## BEGIN SUPPLIED INFORMATION

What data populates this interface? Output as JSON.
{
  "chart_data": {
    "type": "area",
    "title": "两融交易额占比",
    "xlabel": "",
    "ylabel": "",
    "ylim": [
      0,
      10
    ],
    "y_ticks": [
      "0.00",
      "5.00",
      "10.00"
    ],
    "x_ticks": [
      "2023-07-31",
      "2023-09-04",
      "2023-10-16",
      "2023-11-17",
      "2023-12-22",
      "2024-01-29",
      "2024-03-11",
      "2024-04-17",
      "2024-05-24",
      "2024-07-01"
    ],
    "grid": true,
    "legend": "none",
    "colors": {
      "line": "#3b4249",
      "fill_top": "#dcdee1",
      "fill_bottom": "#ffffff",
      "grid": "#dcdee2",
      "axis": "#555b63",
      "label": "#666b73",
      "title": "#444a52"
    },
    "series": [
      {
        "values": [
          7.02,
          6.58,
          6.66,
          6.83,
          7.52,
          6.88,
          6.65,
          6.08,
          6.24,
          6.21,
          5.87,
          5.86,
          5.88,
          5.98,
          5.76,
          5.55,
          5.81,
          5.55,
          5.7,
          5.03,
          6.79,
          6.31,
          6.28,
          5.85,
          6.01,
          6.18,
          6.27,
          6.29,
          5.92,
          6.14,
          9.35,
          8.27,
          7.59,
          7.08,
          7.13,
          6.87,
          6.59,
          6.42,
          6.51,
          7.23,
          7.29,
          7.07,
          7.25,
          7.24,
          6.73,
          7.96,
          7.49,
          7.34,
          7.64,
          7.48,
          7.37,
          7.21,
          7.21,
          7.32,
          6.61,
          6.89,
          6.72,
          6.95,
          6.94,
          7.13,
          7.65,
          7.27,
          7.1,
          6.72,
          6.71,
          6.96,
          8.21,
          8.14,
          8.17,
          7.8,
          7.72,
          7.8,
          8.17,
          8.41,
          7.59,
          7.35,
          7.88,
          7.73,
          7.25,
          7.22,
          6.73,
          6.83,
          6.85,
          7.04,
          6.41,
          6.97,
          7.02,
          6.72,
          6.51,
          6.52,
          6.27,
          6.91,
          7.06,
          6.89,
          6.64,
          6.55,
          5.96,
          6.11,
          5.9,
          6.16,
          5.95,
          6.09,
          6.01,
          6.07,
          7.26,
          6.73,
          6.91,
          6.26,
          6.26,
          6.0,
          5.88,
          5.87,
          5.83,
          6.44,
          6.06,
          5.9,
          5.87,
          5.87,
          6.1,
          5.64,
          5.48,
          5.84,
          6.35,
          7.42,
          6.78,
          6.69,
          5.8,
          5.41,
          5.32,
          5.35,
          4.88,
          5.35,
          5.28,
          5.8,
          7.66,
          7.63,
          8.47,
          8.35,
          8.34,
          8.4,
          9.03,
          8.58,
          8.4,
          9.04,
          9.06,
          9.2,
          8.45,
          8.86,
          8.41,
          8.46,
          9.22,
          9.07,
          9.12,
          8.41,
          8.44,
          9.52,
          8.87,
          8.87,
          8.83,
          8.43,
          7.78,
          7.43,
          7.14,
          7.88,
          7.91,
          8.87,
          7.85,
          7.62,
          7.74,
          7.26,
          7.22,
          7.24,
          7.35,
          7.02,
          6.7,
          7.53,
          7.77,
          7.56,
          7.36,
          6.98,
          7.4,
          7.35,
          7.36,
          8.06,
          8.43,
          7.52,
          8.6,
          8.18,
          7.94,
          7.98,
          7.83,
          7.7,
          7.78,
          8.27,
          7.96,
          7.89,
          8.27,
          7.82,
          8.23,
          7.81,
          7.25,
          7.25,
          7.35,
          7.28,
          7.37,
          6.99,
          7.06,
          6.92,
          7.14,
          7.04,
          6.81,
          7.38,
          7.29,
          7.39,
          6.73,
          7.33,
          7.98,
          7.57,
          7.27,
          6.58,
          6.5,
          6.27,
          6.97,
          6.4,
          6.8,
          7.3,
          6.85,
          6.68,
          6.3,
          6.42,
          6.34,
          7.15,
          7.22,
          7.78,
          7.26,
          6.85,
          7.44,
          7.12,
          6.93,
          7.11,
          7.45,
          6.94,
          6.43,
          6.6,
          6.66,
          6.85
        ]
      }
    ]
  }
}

## END SUPPLIED INFORMATION

OBJECTIVE »
Please reproduce each line exactly as written.

PROBLEM SOLUTION »
What data populates this interface? Output as JSON.
{
  "chart_data": {
    "type": "area",
    "title": "两融交易额占比",
    "xlabel": "",
    "ylabel": "",
    "ylim": [
      0,
      10
    ],
    "y_ticks": [
      "0.00",
      "5.00",
      "10.00"
    ],
    "x_ticks": [
      "2023-07-31",
      "2023-09-04",
      "2023-10-16",
      "2023-11-17",
      "2023-12-22",
      "2024-01-29",
      "2024-03-11",
      "2024-04-17",
      "2024-05-24",
      "2024-07-01"
    ],
    "grid": true,
    "legend": "none",
    "colors": {
      "line": "#3b4249",
      "fill_top": "#dcdee1",
      "fill_bottom": "#ffffff",
      "grid": "#dcdee2",
      "axis": "#555b63",
      "label": "#666b73",
      "title": "#444a52"
    },
    "series": [
      {
        "values": [
          7.02,
          6.58,
          6.66,
          6.83,
          7.52,
          6.88,
          6.65,
          6.08,
          6.24,
          6.21,
          5.87,
          5.86,
          5.88,
          5.98,
          5.76,
          5.55,
          5.81,
          5.55,
          5.7,
          5.03,
          6.79,
          6.31,
          6.28,
          5.85,
          6.01,
          6.18,
          6.27,
          6.29,
          5.92,
          6.14,
          9.35,
          8.27,
          7.59,
          7.08,
          7.13,
          6.87,
          6.59,
          6.42,
          6.51,
          7.23,
          7.29,
          7.07,
          7.25,
          7.24,
          6.73,
          7.96,
          7.49,
          7.34,
          7.64,
          7.48,
          7.37,
          7.21,
          7.21,
          7.32,
          6.61,
          6.89,
          6.72,
          6.95,
          6.94,
          7.13,
          7.65,
          7.27,
          7.1,
          6.72,
          6.71,
          6.96,
          8.21,
          8.14,
          8.17,
          7.8,
          7.72,
          7.8,
          8.17,
          8.41,
          7.59,
          7.35,
          7.88,
          7.73,
          7.25,
          7.22,
          6.73,
          6.83,
          6.85,
          7.04,
          6.41,
          6.97,
          7.02,
          6.72,
          6.51,
          6.52,
          6.27,
          6.91,
          7.06,
          6.89,
          6.64,
          6.55,
          5.96,
          6.11,
          5.9,
          6.16,
          5.95,
          6.09,
          6.01,
          6.07,
          7.26,
          6.73,
          6.91,
          6.26,
          6.26,
          6.0,
          5.88,
          5.87,
          5.83,
          6.44,
          6.06,
          5.9,
          5.87,
          5.87,
          6.1,
          5.64,
          5.48,
          5.84,
          6.35,
          7.42,
          6.78,
          6.69,
          5.8,
          5.41,
          5.32,
          5.35,
          4.88,
          5.35,
          5.28,
          5.8,
          7.66,
          7.63,
          8.47,
          8.35,
          8.34,
          8.4,
          9.03,
          8.58,
          8.4,
          9.04,
          9.06,
          9.2,
          8.45,
          8.86,
          8.41,
          8.46,
          9.22,
          9.07,
          9.12,
          8.41,
          8.44,
          9.52,
          8.87,
          8.87,
          8.83,
          8.43,
          7.78,
          7.43,
          7.14,
          7.88,
          7.91,
          8.87,
          7.85,
          7.62,
          7.74,
          7.26,
          7.22,
          7.24,
          7.35,
          7.02,
          6.7,
          7.53,
          7.77,
          7.56,
          7.36,
          6.98,
          7.4,
          7.35,
          7.36,
          8.06,
          8.43,
          7.52,
          8.6,
          8.18,
          7.94,
          7.98,
          7.83,
          7.7,
          7.78,
          8.27,
          7.96,
          7.89,
          8.27,
          7.82,
          8.23,
          7.81,
          7.25,
          7.25,
          7.35,
          7.28,
          7.37,
          6.99,
          7.06,
          6.92,
          7.14,
          7.04,
          6.81,
          7.38,
          7.29,
          7.39,
          6.73,
          7.33,
          7.98,
          7.57,
          7.27,
          6.58,
          6.5,
          6.27,
          6.97,
          6.4,
          6.8,
          7.3,
          6.85,
          6.68,
          6.3,
          6.42,
          6.34,
          7.15,
          7.22,
          7.78,
          7.26,
          6.85,
          7.44,
          7.12,
          6.93,
          7.11,
          7.45,
          6.94,
          6.43,
          6.6,
          6.66,
          6.85
        ]
      }
    ]
  }
}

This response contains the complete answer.